§ **DIRECTIONS**: Below are the entries; count the lines in them that contain the word "over" and give only the number.

§ **GIVEN DATA**:
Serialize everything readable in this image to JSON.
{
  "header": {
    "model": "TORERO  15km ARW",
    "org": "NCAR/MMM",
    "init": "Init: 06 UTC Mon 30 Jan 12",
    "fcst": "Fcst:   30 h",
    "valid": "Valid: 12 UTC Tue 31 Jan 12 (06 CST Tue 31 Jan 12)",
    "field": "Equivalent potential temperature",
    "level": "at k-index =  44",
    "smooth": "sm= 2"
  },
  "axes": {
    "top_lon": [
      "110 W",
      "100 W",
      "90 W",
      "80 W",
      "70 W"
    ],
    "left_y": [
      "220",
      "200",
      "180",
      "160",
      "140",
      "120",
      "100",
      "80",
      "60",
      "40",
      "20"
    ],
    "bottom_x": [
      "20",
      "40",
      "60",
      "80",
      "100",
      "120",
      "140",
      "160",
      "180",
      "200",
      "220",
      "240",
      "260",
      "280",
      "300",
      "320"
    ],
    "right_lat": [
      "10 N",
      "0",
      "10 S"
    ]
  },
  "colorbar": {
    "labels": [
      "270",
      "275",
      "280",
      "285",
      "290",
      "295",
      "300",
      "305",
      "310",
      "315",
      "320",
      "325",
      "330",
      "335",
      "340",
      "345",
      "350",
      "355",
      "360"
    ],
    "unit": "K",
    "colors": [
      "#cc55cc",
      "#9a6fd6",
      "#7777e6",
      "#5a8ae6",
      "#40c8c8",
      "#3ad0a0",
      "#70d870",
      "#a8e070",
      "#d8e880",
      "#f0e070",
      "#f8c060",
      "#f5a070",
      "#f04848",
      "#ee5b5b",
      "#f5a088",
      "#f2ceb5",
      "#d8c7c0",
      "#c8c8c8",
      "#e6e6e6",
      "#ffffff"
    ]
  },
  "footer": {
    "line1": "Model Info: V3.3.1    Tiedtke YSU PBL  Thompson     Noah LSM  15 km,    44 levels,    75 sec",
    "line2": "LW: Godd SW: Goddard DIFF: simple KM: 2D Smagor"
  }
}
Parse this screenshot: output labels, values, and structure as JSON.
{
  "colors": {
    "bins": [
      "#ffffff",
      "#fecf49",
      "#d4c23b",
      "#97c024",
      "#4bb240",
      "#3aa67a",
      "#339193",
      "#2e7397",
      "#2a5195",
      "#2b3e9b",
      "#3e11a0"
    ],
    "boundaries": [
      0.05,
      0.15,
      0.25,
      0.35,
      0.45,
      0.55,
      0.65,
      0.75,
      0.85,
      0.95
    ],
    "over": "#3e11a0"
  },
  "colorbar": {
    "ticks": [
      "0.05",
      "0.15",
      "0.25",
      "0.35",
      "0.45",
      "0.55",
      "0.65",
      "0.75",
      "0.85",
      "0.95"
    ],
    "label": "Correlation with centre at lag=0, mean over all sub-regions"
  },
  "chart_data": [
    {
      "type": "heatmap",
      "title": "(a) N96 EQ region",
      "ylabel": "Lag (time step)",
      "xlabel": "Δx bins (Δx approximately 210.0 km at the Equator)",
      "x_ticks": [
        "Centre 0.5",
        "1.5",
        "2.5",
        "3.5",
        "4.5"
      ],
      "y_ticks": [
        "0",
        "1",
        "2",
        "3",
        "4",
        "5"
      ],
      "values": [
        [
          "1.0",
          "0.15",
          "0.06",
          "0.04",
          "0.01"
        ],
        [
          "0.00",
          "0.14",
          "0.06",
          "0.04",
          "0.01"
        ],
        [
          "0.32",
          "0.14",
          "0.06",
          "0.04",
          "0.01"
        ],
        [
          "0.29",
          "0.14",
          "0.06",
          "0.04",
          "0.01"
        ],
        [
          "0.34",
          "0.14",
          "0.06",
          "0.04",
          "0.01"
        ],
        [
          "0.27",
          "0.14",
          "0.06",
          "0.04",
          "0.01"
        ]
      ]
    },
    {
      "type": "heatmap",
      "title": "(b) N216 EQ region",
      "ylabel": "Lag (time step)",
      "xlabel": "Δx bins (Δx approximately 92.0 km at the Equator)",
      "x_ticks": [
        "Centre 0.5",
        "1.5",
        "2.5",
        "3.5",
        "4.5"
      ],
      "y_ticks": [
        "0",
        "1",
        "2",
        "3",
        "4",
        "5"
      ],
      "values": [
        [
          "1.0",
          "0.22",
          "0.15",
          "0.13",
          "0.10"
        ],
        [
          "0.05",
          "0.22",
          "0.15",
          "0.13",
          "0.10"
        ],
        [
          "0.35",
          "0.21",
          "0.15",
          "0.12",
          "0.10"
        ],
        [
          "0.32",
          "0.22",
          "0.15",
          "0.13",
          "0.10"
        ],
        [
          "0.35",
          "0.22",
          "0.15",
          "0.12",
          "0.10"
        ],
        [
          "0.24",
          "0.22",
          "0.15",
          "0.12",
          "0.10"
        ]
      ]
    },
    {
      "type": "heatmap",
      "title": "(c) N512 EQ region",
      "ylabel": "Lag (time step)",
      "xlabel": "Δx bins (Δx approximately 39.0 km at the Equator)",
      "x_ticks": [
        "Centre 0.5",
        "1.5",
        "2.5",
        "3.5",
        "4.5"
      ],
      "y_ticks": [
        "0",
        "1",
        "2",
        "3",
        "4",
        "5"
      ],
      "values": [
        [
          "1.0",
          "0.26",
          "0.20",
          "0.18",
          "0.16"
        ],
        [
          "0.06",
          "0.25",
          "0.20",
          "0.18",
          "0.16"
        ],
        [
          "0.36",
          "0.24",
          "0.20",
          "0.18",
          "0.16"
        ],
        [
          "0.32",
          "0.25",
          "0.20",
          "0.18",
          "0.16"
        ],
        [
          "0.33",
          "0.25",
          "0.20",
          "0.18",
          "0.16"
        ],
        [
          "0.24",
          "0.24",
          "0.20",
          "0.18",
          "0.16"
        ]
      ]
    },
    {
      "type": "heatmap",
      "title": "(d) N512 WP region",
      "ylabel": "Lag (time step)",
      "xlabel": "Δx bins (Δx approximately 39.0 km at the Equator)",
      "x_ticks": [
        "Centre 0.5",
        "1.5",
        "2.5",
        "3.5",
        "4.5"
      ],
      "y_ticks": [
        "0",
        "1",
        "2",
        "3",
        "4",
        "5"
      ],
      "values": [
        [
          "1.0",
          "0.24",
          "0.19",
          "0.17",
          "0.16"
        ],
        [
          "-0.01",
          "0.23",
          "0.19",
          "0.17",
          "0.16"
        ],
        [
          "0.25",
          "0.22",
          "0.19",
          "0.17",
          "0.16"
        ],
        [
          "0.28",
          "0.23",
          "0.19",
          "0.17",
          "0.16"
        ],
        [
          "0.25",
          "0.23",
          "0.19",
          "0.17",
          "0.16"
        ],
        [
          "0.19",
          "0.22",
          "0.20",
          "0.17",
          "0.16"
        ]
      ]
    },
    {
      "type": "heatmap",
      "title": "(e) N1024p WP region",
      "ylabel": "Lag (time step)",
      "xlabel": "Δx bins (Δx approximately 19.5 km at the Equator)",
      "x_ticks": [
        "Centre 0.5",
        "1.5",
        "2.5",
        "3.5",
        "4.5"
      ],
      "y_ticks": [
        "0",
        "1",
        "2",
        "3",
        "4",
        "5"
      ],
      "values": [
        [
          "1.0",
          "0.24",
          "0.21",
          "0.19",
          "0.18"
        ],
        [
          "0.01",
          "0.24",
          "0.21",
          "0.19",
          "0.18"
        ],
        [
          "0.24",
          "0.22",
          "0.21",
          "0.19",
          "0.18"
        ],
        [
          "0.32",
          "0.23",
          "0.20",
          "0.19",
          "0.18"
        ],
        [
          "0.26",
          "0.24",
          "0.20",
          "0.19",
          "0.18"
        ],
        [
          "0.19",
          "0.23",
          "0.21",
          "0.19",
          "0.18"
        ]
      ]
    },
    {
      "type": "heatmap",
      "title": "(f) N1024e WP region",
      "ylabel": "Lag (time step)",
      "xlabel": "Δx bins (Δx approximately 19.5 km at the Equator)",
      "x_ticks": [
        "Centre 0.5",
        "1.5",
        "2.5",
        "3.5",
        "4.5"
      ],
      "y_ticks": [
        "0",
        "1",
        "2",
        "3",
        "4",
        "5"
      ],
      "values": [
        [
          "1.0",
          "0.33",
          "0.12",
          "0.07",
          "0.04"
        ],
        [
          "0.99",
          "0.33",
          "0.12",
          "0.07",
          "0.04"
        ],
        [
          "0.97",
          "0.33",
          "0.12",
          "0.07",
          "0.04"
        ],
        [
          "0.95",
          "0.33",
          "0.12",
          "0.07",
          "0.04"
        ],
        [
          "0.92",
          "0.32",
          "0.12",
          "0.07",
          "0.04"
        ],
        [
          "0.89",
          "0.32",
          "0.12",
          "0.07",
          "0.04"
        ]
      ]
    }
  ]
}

§ **REPLY**: 2